** Exercise objective **
Repeat the material below exactly, line for line.

====

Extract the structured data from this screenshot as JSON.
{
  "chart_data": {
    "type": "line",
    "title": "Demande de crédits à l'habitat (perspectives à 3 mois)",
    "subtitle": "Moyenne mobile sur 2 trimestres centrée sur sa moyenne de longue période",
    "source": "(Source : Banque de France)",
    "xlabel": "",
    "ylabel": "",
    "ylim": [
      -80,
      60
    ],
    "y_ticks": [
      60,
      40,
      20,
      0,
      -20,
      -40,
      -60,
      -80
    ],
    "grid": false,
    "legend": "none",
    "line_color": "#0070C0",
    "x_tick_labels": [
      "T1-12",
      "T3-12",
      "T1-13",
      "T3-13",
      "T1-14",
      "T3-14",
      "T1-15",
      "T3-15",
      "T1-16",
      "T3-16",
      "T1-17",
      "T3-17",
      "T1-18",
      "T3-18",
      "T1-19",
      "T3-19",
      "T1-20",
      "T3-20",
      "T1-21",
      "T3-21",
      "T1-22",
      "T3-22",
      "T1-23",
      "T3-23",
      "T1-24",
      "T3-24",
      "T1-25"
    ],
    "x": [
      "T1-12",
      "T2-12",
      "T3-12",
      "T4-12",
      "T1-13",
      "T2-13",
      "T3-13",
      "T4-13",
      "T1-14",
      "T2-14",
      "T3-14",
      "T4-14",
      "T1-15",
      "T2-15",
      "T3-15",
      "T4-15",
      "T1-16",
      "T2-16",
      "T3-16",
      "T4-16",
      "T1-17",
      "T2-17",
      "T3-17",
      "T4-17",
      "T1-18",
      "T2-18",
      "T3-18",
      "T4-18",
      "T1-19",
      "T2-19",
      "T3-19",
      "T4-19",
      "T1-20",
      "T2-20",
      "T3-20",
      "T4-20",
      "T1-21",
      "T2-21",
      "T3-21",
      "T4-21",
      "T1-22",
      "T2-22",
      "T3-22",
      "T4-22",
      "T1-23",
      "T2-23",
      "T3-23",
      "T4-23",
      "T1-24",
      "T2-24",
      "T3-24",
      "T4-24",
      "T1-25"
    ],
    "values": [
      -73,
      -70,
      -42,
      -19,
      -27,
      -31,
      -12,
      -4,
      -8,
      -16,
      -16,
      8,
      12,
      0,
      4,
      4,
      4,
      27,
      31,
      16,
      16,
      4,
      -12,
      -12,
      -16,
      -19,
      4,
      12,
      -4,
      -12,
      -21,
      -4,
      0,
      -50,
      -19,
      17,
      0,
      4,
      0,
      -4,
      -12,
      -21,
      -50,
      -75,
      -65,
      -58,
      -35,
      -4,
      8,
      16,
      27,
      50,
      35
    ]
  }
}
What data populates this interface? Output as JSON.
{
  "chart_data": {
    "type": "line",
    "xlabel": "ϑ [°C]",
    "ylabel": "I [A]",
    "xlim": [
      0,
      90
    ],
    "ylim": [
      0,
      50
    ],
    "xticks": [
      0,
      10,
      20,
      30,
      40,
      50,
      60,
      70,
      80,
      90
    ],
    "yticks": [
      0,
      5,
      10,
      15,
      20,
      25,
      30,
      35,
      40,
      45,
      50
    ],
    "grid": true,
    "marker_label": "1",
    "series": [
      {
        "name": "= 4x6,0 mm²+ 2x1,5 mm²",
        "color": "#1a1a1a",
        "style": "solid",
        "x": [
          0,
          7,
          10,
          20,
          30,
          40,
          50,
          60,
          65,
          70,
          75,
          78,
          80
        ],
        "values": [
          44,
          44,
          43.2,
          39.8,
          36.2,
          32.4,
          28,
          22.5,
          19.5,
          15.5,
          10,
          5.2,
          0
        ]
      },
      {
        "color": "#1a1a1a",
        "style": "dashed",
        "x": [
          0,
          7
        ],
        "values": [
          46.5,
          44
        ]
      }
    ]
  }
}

====

** Output below **
Extract the structured data from this screenshot as JSON.
{
  "chart_data": {
    "type": "line",
    "title": "Demande de crédits à l'habitat (perspectives à 3 mois)",
    "subtitle": "Moyenne mobile sur 2 trimestres centrée sur sa moyenne de longue période",
    "source": "(Source : Banque de France)",
    "xlabel": "",
    "ylabel": "",
    "ylim": [
      -80,
      60
    ],
    "y_ticks": [
      60,
      40,
      20,
      0,
      -20,
      -40,
      -60,
      -80
    ],
    "grid": false,
    "legend": "none",
    "line_color": "#0070C0",
    "x_tick_labels": [
      "T1-12",
      "T3-12",
      "T1-13",
      "T3-13",
      "T1-14",
      "T3-14",
      "T1-15",
      "T3-15",
      "T1-16",
      "T3-16",
      "T1-17",
      "T3-17",
      "T1-18",
      "T3-18",
      "T1-19",
      "T3-19",
      "T1-20",
      "T3-20",
      "T1-21",
      "T3-21",
      "T1-22",
      "T3-22",
      "T1-23",
      "T3-23",
      "T1-24",
      "T3-24",
      "T1-25"
    ],
    "x": [
      "T1-12",
      "T2-12",
      "T3-12",
      "T4-12",
      "T1-13",
      "T2-13",
      "T3-13",
      "T4-13",
      "T1-14",
      "T2-14",
      "T3-14",
      "T4-14",
      "T1-15",
      "T2-15",
      "T3-15",
      "T4-15",
      "T1-16",
      "T2-16",
      "T3-16",
      "T4-16",
      "T1-17",
      "T2-17",
      "T3-17",
      "T4-17",
      "T1-18",
      "T2-18",
      "T3-18",
      "T4-18",
      "T1-19",
      "T2-19",
      "T3-19",
      "T4-19",
      "T1-20",
      "T2-20",
      "T3-20",
      "T4-20",
      "T1-21",
      "T2-21",
      "T3-21",
      "T4-21",
      "T1-22",
      "T2-22",
      "T3-22",
      "T4-22",
      "T1-23",
      "T2-23",
      "T3-23",
      "T4-23",
      "T1-24",
      "T2-24",
      "T3-24",
      "T4-24",
      "T1-25"
    ],
    "values": [
      -73,
      -70,
      -42,
      -19,
      -27,
      -31,
      -12,
      -4,
      -8,
      -16,
      -16,
      8,
      12,
      0,
      4,
      4,
      4,
      27,
      31,
      16,
      16,
      4,
      -12,
      -12,
      -16,
      -19,
      4,
      12,
      -4,
      -12,
      -21,
      -4,
      0,
      -50,
      -19,
      17,
      0,
      4,
      0,
      -4,
      -12,
      -21,
      -50,
      -75,
      -65,
      -58,
      -35,
      -4,
      8,
      16,
      27,
      50,
      35
    ]
  }
}
What data populates this interface? Output as JSON.
{
  "chart_data": {
    "type": "line",
    "xlabel": "ϑ [°C]",
    "ylabel": "I [A]",
    "xlim": [
      0,
      90
    ],
    "ylim": [
      0,
      50
    ],
    "xticks": [
      0,
      10,
      20,
      30,
      40,
      50,
      60,
      70,
      80,
      90
    ],
    "yticks": [
      0,
      5,
      10,
      15,
      20,
      25,
      30,
      35,
      40,
      45,
      50
    ],
    "grid": true,
    "marker_label": "1",
    "series": [
      {
        "name": "= 4x6,0 mm²+ 2x1,5 mm²",
        "color": "#1a1a1a",
        "style": "solid",
        "x": [
          0,
          7,
          10,
          20,
          30,
          40,
          50,
          60,
          65,
          70,
          75,
          78,
          80
        ],
        "values": [
          44,
          44,
          43.2,
          39.8,
          36.2,
          32.4,
          28,
          22.5,
          19.5,
          15.5,
          10,
          5.2,
          0
        ]
      },
      {
        "color": "#1a1a1a",
        "style": "dashed",
        "x": [
          0,
          7
        ],
        "values": [
          46.5,
          44
        ]
      }
    ]
  }
}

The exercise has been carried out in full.